Records
────────────────

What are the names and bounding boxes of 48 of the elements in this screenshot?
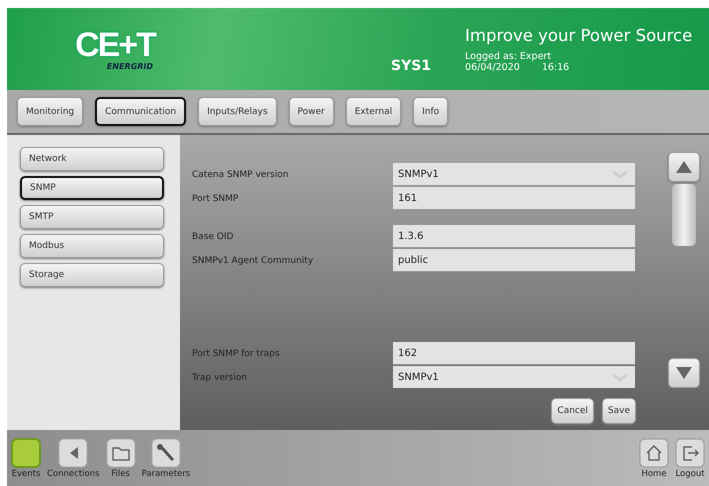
square-indicator-icon xyxy=(11,438,41,468)
tab[interactable]: Inputs/Relays xyxy=(198,97,277,126)
toolbar-button[interactable]: Events xyxy=(11,438,41,478)
triangle-up-icon xyxy=(675,160,693,174)
sidebar-item[interactable]: Storage xyxy=(20,263,164,287)
field-label: Port SNMP xyxy=(192,194,240,204)
scroll-up-button[interactable] xyxy=(668,152,700,182)
field-label: SNMPv1 Agent Community xyxy=(192,256,314,266)
input-field[interactable]: 1.3.6 xyxy=(393,225,635,248)
field-label: Base OID xyxy=(192,232,234,242)
sidebar-item[interactable]: SMTP xyxy=(20,205,164,229)
sidebar-item[interactable]: Modbus xyxy=(20,234,164,258)
action-button[interactable]: Save xyxy=(602,398,636,424)
scroll-down-button[interactable] xyxy=(668,358,700,388)
play-back-icon xyxy=(58,438,88,468)
login-status: Logged as: Expert xyxy=(465,50,552,62)
logo-text: CE+T xyxy=(75,28,155,62)
field-label: Catena SNMP version xyxy=(192,170,290,180)
time: 16:16 xyxy=(542,62,570,72)
toolbar-button[interactable]: Parameters xyxy=(142,438,190,478)
dropdown[interactable]: SNMPv1 xyxy=(393,366,635,388)
field-label: Trap version xyxy=(192,372,248,382)
input-field[interactable]: 162 xyxy=(393,342,635,365)
slogan: Improve your Power Source xyxy=(465,26,692,44)
toolbar-button[interactable]: Files xyxy=(106,438,136,478)
wrench-icon xyxy=(150,438,181,468)
date: 06/04/2020 xyxy=(465,62,520,72)
toolbar-button[interactable]: Logout xyxy=(675,438,705,478)
tab[interactable]: Monitoring xyxy=(17,97,84,126)
tab[interactable]: External xyxy=(346,97,402,126)
toolbar-button[interactable]: Connections xyxy=(47,438,100,478)
sidebar-item[interactable]: Network xyxy=(20,147,164,171)
house-icon xyxy=(639,438,669,468)
toolbar-button[interactable]: Home xyxy=(639,438,669,478)
tab[interactable]: Communication xyxy=(95,97,186,126)
logo-subtitle: ENERGRID xyxy=(106,62,154,70)
dropdown[interactable]: SNMPv1 xyxy=(393,163,635,186)
folder-icon xyxy=(106,438,136,468)
input-field[interactable]: public xyxy=(393,249,635,272)
action-button[interactable]: Cancel xyxy=(551,398,594,424)
input-field[interactable]: 161 xyxy=(393,187,635,210)
scrollbar-thumb[interactable] xyxy=(672,184,696,246)
tab[interactable]: Power xyxy=(288,97,334,126)
sidebar-item[interactable]: SNMP xyxy=(20,176,164,200)
triangle-down-icon xyxy=(675,366,693,380)
field-label: Port SNMP for traps xyxy=(192,348,281,358)
system-name: SYS1 xyxy=(391,58,432,74)
tab[interactable]: Info xyxy=(413,97,448,126)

────────────────

Problem description
Put the lines of the records from the one with "square-indicator-icon xyxy=(11,438,41,468)" up to and including the one with "play-back-icon xyxy=(58,438,88,468)" into a Markdown table with two columns, No. and Entry. Give each line a running number and omit blank lines.

Expected answer
| No. | Entry |
|---|---|
| 1 | square-indicator-icon xyxy=(11,438,41,468) |
| 2 | tab[interactable]: Inputs/Relays xyxy=(198,97,277,126) |
| 3 | toolbar-button[interactable]: Events xyxy=(11,438,41,478) |
| 4 | triangle-up-icon xyxy=(675,160,693,174) |
| 5 | sidebar-item[interactable]: Storage xyxy=(20,263,164,287) |
| 6 | field-label: Port SNMP xyxy=(192,194,240,204) |
| 7 | scroll-up-button[interactable] xyxy=(668,152,700,182) |
| 8 | field-label: SNMPv1 Agent Community xyxy=(192,256,314,266) |
| 9 | input-field[interactable]: 1.3.6 xyxy=(393,225,635,248) |
| 10 | field-label: Base OID xyxy=(192,232,234,242) |
| 11 | sidebar-item[interactable]: SMTP xyxy=(20,205,164,229) |
| 12 | sidebar-item[interactable]: Modbus xyxy=(20,234,164,258) |
| 13 | action-button[interactable]: Save xyxy=(602,398,636,424) |
| 14 | scroll-down-button[interactable] xyxy=(668,358,700,388) |
| 15 | play-back-icon xyxy=(58,438,88,468) |